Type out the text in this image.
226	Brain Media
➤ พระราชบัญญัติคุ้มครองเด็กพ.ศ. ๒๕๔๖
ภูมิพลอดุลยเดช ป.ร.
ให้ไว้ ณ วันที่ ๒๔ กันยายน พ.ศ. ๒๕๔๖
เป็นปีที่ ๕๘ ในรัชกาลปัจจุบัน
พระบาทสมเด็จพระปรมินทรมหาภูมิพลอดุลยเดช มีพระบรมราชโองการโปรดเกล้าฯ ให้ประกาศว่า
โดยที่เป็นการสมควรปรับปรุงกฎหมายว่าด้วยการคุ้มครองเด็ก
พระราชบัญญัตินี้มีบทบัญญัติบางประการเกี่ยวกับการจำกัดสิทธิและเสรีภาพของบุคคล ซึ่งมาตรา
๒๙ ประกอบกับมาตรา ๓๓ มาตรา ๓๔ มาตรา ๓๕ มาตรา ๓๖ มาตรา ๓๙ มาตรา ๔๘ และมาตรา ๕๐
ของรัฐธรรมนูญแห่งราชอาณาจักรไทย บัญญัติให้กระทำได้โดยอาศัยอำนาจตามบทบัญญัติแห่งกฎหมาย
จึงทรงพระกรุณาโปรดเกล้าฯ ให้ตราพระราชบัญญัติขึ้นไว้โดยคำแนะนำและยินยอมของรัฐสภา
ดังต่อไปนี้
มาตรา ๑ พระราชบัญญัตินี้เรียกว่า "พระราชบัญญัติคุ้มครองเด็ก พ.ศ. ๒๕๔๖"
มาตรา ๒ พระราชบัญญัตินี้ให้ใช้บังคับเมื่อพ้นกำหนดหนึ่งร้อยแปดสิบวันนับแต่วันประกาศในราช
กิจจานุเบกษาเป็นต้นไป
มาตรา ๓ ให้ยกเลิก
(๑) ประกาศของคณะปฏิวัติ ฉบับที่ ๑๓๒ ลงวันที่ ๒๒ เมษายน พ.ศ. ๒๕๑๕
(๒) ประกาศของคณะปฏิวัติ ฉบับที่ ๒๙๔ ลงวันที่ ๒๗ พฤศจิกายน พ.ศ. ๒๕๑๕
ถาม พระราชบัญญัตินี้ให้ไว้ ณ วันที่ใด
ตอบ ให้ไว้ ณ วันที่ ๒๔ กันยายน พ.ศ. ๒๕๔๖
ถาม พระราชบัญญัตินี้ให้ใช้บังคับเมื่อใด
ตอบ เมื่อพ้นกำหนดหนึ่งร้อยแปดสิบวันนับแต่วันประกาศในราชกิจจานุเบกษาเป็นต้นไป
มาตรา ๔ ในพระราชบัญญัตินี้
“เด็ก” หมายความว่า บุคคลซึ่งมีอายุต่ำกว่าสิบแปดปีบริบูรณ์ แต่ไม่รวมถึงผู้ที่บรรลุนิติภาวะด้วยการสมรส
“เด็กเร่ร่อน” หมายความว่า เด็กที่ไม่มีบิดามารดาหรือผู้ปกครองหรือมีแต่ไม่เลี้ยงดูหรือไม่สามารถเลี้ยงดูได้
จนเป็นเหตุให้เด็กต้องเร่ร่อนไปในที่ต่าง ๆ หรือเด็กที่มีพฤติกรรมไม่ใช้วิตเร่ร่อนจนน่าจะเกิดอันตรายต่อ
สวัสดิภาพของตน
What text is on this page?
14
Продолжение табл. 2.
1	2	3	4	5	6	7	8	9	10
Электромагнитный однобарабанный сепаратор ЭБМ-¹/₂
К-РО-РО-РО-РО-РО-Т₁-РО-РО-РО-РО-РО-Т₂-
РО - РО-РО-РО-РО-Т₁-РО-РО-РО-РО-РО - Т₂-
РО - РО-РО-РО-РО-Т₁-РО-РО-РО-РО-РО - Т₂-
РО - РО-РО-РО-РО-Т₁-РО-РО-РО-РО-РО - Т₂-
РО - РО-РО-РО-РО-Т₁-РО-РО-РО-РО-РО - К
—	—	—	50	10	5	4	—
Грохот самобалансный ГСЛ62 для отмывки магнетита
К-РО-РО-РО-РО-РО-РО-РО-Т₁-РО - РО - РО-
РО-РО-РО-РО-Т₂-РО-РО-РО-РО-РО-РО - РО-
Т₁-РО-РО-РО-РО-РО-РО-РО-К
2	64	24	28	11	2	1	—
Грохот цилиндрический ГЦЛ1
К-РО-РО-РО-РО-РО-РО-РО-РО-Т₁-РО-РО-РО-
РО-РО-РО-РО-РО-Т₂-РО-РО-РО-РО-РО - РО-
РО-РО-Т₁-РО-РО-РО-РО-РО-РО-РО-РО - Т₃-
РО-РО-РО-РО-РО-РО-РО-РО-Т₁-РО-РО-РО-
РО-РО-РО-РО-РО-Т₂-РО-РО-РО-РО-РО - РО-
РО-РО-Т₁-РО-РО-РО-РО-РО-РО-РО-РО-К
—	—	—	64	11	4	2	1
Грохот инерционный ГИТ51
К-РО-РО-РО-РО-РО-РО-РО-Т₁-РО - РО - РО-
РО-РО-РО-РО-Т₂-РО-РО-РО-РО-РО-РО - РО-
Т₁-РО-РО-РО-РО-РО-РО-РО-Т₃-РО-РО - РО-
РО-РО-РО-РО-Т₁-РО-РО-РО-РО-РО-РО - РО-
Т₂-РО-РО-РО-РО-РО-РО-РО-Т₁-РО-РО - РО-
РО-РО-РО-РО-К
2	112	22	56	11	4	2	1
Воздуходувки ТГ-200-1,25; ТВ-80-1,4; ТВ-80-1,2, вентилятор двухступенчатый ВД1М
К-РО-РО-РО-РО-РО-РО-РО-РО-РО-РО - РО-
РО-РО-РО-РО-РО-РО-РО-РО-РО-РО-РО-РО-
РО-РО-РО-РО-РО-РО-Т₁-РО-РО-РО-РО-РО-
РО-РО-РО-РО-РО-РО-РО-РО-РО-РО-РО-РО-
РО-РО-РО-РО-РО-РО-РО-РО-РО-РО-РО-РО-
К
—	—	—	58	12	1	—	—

YOUR TASK: The answer must consist solely of the number of lines in the entries that contain the word "อยแปดส".

CORRECT OUTPUT: 2